- Provided records
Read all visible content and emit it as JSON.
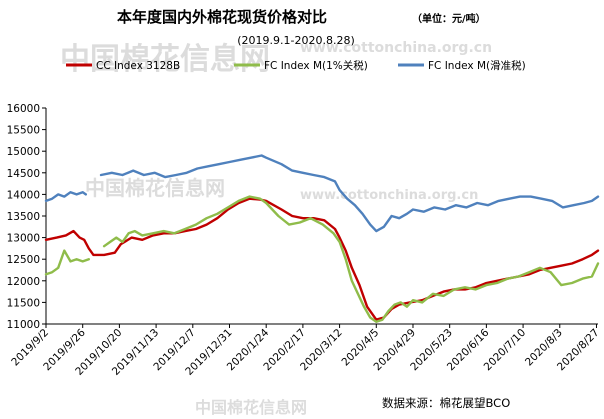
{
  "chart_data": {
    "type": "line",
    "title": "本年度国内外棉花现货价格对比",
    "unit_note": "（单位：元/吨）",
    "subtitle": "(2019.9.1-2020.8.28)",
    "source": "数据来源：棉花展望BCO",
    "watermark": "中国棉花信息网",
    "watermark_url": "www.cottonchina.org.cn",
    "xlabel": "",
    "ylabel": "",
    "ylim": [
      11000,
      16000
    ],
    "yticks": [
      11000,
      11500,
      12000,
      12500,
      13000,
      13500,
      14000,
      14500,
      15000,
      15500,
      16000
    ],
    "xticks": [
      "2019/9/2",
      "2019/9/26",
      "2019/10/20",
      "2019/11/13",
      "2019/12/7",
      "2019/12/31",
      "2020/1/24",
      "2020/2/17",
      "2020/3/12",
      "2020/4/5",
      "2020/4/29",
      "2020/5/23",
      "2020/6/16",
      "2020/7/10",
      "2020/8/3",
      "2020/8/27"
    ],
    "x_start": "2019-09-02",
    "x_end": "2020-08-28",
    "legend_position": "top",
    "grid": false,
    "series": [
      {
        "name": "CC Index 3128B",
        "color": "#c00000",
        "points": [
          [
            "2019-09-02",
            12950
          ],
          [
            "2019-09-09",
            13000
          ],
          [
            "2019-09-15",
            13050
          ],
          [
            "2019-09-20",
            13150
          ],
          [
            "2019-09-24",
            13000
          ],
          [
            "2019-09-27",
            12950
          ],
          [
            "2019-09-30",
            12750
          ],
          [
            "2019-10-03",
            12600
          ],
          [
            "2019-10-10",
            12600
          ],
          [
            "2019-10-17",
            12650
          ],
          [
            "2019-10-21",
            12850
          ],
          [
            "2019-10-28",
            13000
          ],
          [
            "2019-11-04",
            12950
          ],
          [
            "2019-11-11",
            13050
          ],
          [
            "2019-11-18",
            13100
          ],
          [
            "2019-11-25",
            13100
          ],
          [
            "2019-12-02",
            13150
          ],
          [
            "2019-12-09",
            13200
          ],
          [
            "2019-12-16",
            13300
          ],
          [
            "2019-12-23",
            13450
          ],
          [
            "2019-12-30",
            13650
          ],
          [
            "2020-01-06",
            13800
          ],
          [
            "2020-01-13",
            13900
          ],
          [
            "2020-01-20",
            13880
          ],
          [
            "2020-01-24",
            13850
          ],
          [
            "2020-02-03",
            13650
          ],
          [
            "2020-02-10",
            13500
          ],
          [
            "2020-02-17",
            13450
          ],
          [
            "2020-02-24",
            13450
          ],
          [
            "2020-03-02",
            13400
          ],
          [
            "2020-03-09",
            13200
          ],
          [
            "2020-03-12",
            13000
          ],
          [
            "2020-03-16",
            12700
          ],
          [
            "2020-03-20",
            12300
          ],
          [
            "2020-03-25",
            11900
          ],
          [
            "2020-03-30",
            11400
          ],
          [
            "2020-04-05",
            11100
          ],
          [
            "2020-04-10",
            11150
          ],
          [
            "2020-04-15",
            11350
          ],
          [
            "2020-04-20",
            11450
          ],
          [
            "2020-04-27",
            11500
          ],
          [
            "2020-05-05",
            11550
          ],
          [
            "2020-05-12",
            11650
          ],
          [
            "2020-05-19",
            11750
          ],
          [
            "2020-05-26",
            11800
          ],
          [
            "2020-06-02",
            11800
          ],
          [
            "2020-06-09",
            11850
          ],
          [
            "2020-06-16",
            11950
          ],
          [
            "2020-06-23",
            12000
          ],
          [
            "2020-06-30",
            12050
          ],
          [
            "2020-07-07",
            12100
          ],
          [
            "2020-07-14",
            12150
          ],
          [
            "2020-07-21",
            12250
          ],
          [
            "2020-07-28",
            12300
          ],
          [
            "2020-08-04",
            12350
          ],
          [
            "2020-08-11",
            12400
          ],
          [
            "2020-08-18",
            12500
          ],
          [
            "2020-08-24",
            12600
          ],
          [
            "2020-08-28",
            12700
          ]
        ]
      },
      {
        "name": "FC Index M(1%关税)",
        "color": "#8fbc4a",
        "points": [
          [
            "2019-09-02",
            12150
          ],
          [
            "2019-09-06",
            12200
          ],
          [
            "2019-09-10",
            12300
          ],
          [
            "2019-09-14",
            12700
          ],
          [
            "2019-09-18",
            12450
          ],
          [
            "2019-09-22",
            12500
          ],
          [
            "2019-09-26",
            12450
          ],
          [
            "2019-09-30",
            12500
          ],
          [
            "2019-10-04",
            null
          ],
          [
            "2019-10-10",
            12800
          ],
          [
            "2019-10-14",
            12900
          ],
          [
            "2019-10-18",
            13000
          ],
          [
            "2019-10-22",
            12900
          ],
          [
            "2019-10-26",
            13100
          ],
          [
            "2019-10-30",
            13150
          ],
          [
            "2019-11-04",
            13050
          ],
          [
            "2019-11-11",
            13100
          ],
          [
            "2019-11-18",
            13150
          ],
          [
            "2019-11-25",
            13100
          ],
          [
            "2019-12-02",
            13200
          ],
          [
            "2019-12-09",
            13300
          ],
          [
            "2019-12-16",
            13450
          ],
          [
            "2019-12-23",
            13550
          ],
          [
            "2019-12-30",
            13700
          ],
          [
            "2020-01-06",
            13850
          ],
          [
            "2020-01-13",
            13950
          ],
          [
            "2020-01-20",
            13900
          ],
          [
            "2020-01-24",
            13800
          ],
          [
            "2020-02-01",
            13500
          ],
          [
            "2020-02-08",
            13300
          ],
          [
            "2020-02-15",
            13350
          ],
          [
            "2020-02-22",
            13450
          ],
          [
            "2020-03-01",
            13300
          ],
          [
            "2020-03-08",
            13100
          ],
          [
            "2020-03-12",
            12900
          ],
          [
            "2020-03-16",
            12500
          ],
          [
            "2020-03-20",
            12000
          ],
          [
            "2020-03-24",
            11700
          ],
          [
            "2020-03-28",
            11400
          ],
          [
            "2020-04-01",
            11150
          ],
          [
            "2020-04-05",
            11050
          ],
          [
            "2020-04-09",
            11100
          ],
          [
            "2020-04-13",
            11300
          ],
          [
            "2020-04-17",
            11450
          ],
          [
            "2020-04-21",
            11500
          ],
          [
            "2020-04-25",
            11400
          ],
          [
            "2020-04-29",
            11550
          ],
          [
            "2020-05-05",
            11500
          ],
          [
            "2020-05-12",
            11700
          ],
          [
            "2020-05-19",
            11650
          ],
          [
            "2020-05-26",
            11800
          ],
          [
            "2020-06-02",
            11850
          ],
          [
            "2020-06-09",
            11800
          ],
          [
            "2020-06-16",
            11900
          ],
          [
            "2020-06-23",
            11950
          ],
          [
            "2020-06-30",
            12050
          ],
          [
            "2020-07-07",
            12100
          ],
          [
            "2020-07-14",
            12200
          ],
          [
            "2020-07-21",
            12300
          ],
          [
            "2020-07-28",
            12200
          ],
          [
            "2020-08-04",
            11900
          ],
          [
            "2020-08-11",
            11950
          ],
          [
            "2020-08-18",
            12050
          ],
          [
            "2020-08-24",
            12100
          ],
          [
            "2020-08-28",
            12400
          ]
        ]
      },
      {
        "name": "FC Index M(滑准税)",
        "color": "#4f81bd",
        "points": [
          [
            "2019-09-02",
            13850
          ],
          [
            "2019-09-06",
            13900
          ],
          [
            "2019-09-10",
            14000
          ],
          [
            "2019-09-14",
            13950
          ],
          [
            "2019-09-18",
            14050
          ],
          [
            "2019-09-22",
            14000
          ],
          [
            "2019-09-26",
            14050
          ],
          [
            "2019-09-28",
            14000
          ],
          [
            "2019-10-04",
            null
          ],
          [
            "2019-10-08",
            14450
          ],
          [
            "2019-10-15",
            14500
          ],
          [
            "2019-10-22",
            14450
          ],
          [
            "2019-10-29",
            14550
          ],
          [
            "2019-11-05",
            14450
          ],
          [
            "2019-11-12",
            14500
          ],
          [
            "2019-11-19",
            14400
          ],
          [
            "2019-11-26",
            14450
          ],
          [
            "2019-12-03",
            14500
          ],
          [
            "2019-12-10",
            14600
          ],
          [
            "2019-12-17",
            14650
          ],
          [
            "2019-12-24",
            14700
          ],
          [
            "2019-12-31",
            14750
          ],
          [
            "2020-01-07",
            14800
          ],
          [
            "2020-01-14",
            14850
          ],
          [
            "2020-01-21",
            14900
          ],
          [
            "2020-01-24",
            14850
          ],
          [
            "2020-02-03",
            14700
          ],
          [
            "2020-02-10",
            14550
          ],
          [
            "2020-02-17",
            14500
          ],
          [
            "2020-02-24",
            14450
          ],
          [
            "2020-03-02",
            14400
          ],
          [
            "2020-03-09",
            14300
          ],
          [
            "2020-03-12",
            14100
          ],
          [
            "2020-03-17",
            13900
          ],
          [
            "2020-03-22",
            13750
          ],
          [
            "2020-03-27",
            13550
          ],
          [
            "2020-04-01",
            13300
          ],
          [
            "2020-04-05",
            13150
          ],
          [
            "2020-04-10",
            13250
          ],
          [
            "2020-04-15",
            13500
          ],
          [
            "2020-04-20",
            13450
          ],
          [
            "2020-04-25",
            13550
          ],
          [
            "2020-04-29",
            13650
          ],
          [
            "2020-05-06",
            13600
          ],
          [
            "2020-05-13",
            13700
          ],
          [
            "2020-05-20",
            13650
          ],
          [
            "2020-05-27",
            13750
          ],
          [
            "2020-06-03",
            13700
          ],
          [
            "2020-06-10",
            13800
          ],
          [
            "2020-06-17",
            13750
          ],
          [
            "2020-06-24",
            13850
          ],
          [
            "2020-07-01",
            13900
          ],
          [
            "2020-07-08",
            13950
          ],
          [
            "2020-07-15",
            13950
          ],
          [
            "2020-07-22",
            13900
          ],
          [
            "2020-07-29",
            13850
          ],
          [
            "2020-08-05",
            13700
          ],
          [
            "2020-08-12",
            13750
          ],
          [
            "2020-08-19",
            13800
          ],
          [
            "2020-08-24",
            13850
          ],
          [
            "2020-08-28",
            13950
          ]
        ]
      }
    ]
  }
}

==

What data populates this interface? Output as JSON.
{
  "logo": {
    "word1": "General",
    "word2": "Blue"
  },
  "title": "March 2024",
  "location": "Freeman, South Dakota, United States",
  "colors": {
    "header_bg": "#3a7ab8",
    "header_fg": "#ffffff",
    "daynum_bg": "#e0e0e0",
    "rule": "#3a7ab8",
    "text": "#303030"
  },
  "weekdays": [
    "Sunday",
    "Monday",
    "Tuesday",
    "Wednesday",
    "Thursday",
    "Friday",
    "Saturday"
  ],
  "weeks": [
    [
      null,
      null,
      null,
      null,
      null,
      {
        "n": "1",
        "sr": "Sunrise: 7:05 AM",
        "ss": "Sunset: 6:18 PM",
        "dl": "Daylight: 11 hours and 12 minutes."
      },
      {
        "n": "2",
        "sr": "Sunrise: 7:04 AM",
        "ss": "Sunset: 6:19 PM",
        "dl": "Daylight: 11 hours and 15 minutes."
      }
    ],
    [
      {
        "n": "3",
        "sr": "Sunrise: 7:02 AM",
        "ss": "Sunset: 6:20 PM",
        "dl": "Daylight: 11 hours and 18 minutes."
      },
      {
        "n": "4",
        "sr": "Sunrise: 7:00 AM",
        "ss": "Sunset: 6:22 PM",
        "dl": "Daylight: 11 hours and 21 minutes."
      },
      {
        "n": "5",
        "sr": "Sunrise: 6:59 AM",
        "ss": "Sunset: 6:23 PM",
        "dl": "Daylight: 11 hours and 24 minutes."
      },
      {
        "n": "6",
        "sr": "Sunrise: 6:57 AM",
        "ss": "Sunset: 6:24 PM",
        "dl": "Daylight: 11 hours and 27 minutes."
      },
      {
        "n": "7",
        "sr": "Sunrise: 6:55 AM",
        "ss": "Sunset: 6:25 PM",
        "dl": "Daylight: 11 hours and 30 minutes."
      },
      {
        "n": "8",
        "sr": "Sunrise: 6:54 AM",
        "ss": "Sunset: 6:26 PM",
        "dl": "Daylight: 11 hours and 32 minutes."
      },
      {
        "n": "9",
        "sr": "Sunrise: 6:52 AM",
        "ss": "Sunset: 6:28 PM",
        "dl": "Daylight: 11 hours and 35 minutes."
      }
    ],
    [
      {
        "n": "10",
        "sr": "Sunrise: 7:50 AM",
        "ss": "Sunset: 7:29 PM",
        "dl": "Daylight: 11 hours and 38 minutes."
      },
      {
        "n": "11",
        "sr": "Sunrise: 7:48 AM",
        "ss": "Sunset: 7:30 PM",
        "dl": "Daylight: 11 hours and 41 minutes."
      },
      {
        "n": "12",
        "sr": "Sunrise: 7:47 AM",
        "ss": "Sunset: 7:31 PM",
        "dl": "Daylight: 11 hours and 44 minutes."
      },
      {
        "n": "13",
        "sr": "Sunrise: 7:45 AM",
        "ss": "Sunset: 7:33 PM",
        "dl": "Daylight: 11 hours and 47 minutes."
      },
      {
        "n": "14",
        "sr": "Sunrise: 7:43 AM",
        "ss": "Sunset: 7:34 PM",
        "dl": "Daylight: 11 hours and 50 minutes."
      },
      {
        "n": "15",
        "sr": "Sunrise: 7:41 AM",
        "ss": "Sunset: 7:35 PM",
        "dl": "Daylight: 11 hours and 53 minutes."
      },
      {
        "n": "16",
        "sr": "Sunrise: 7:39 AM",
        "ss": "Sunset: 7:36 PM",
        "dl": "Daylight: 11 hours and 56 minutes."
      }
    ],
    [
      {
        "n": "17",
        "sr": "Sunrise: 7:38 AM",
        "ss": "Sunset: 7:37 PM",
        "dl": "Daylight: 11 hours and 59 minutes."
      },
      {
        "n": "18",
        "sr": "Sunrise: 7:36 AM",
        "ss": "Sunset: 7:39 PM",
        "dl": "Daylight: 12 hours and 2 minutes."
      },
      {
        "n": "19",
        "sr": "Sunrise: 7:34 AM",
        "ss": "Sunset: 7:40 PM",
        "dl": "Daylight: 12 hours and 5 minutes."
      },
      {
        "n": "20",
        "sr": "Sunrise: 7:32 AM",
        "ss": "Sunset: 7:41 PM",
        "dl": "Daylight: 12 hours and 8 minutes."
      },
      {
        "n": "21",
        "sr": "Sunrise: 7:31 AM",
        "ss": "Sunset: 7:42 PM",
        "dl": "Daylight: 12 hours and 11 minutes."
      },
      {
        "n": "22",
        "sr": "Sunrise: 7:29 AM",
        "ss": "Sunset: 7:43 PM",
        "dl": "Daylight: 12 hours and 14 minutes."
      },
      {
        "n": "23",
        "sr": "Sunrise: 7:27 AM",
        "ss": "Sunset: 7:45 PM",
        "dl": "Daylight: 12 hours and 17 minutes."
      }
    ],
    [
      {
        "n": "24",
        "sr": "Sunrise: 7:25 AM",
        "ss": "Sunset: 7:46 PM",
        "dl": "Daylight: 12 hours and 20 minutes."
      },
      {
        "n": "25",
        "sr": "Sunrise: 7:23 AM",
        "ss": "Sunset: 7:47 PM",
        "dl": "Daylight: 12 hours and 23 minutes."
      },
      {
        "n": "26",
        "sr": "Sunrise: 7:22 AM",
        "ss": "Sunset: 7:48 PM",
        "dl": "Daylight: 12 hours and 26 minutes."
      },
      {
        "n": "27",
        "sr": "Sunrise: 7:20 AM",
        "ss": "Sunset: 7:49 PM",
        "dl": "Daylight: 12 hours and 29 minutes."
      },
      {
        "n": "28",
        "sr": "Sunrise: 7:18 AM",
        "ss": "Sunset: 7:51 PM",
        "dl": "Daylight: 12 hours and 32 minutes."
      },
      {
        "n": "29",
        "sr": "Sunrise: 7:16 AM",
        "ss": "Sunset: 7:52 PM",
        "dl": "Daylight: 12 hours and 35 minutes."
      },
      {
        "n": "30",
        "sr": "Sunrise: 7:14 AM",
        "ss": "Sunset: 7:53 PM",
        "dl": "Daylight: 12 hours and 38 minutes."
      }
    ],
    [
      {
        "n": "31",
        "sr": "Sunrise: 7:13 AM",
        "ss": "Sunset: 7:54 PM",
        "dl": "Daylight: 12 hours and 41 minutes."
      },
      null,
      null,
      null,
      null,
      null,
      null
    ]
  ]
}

- Goal of the exercise
Only a number is wanted: how many lines contain "name"?

- Reply to the task
3